-- BEGIN --

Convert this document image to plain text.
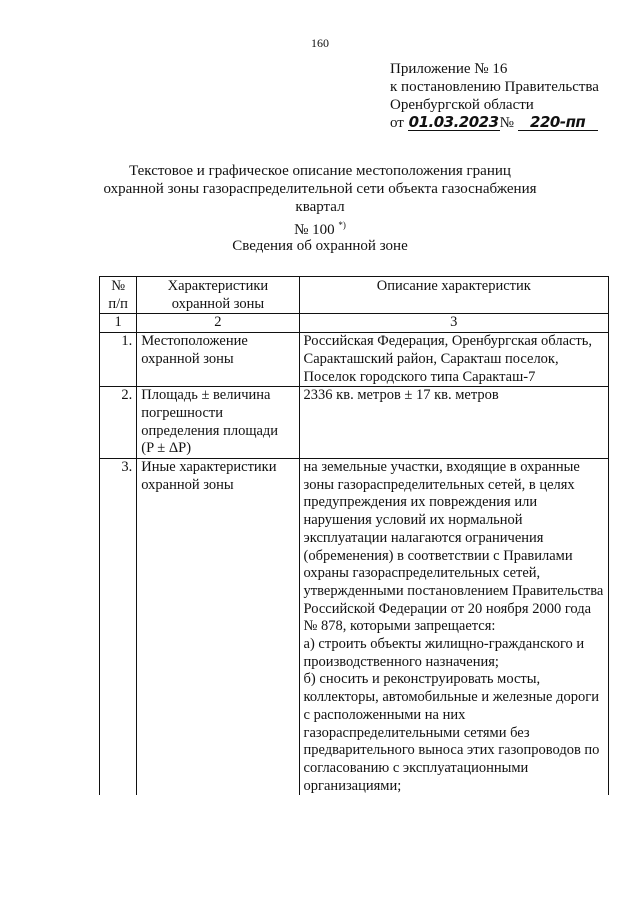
160
Приложение № 16
к постановлению Правительства
Оренбургской области
от 01.03.2023№ 220-пп
Текстовое и графическое описание местоположения границ
охранной зоны газораспределительной сети объекта газоснабжения квартал
№ 100 *)
Сведения об охранной зоне
№ п/п	Характеристики охранной зоны	Описание характеристик
1	2	3
1.	Местоположение охранной зоны	Российская Федерация, Оренбургская область, Саракташский район, Саракташ поселок, Поселок городского типа Саракташ-7
2.	Площадь ± величина погрешности определения площади (P ± ΔP)	2336 кв. метров ± 17 кв. метров
3.	Иные характеристики охранной зоны	на земельные участки, входящие в охранные зоны газораспределительных сетей, в целях предупреждения их повреждения или нарушения условий их нормальной эксплуатации налагаются ограничения (обременения) в соответствии с Правилами охраны газораспределительных сетей, утвержденными постановлением Правительства Российской Федерации от 20 ноября 2000 года № 878, которыми запрещается:
а) строить объекты жилищно-гражданского и производственного назначения;
б) сносить и реконструировать мосты, коллекторы, автомобильные и железные дороги с расположенными на них газораспределительными сетями без предварительного выноса этих газопроводов по согласованию с эксплуатационными организациями;
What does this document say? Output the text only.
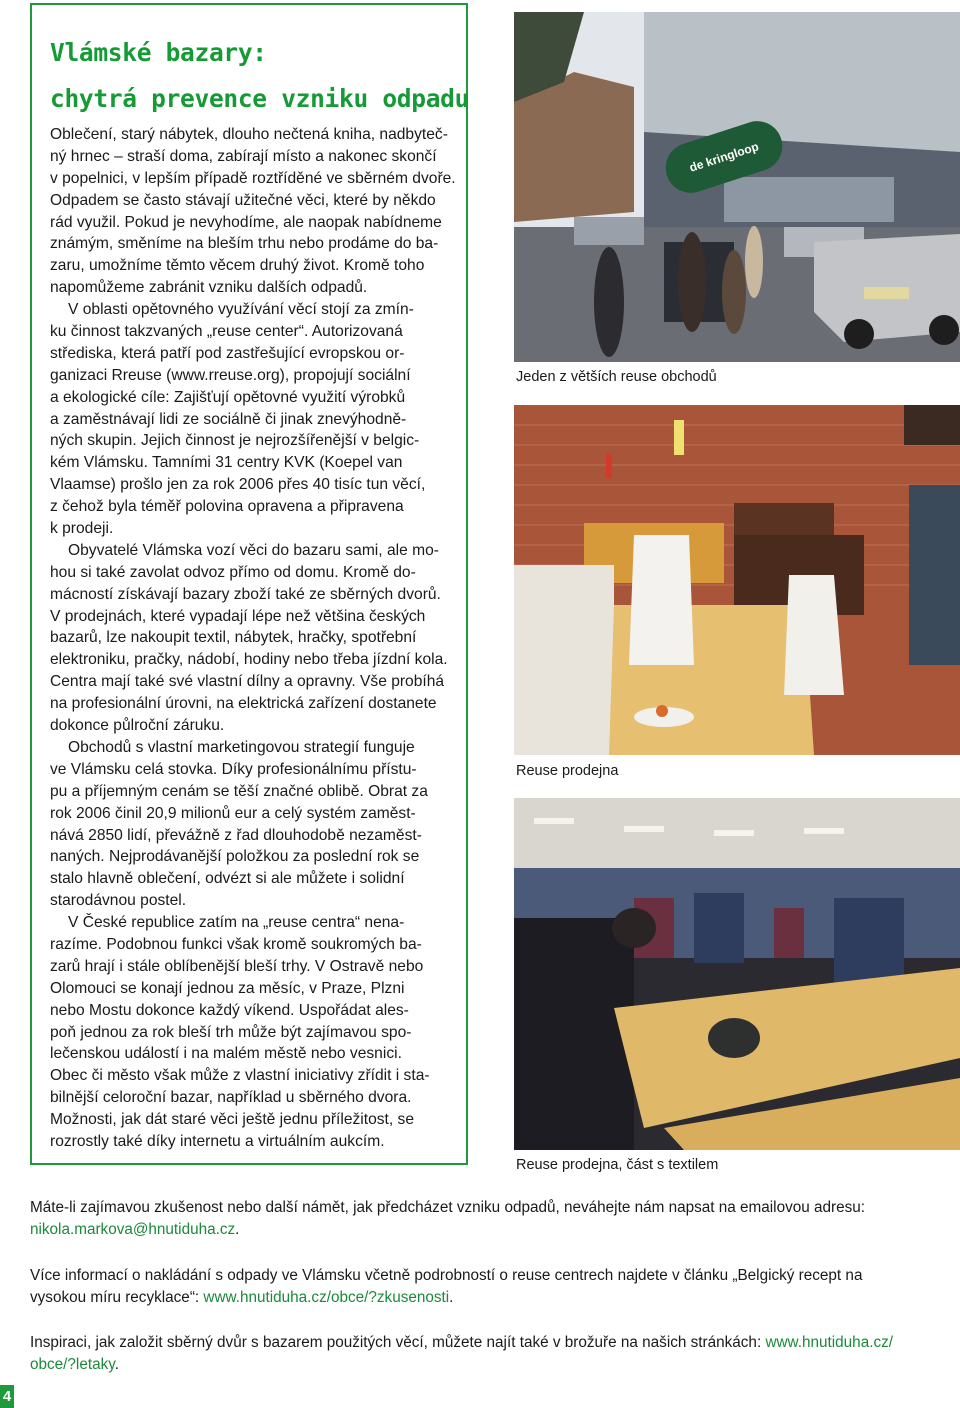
Vlámské bazary:
chytrá prevence vzniku odpadu
Oblečení, starý nábytek, dlouho nečtená kniha, nadbyteč-
ný hrnec – straší doma, zabírají místo a nakonec skončí
v popelnici, v lepším případě roztříděné ve sběrném dvoře.
Odpadem se často stávají užitečné věci, které by někdo
rád využil. Pokud je nevyhodíme, ale naopak nabídneme
známým, směníme na bleším trhu nebo prodáme do ba-
zaru, umožníme těmto věcem druhý život. Kromě toho
napomůžeme zabránit vzniku dalších odpadů.
V oblasti opětovného využívání věcí stojí za zmín-
ku činnost takzvaných „reuse center“. Autorizovaná
střediska, která patří pod zastřešující evropskou or-
ganizaci Rreuse (www.rreuse.org), propojují sociální
a ekologické cíle: Zajišťují opětovné využití výrobků
a zaměstnávají lidi ze sociálně či jinak znevýhodně-
ných skupin. Jejich činnost je nejrozšířenější v belgic-
kém Vlámsku. Tamními 31 centry KVK (Koepel van
Vlaamse) prošlo jen za rok 2006 přes 40 tisíc tun věcí,
z čehož byla téměř polovina opravena a připravena
k prodeji.
Obyvatelé Vlámska vozí věci do bazaru sami, ale mo-
hou si také zavolat odvoz přímo od domu. Kromě do-
mácností získávají bazary zboží také ze sběrných dvorů.
V prodejnách, které vypadají lépe než většina českých
bazarů, lze nakoupit textil, nábytek, hračky, spotřební
elektroniku, pračky, nádobí, hodiny nebo třeba jízdní kola.
Centra mají také své vlastní dílny a opravny. Vše probíhá
na profesionální úrovni, na elektrická zařízení dostanete
dokonce půlroční záruku.
Obchodů s vlastní marketingovou strategií funguje
ve Vlámsku celá stovka. Díky profesionálnímu přístu-
pu a příjemným cenám se těší značné oblibě. Obrat za
rok 2006 činil 20,9 milionů eur a celý systém zaměst-
nává 2850 lidí, převážně z řad dlouhodobě nezaměst-
naných. Nejprodávanější položkou za poslední rok se
stalo hlavně oblečení, odvézt si ale můžete i solidní
starodávnou postel.
V České republice zatím na „reuse centra“ nena-
razíme. Podobnou funkci však kromě soukromých ba-
zarů hrají i stále oblíbenější bleší trhy. V Ostravě nebo
Olomouci se konají jednou za měsíc, v Praze, Plzni
nebo Mostu dokonce každý víkend. Uspořádat ales-
poň jednou za rok bleší trh může být zajímavou spo-
lečenskou událostí i na malém městě nebo vesnici.
Obec či město však může z vlastní iniciativy zřídit i sta-
bilnější celoroční bazar, například u sběrného dvora.
Možnosti, jak dát staré věci ještě jednu příležitost, se
rozrostly také díky internetu a virtuálním aukcím.
de kringloop
Jeden z větších reuse obchodů
Reuse prodejna
Reuse prodejna, část s textilem

Máte-li zajímavou zkušenost nebo další námět, jak předcházet vzniku odpadů, neváhejte nám napsat na emailovou adresu:
nikola.markova@hnutiduha.cz.

Více informací o nakládání s odpady ve Vlámsku včetně podrobností o reuse centrech najdete v článku „Belgický recept na
vysokou míru recyklace“: www.hnutiduha.cz/obce/?zkusenosti.

Inspiraci, jak založit sběrný dvůr s bazarem použitých věcí, můžete najít také v brožuře na našich stránkách: www.hnutiduha.cz/
obce/?letaky.

4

-- END --

EXERCISE PROMPT –
Tally the lines of the data that contain the string "hnutiduha" and report the total alone.

TASK OUTPUT –
3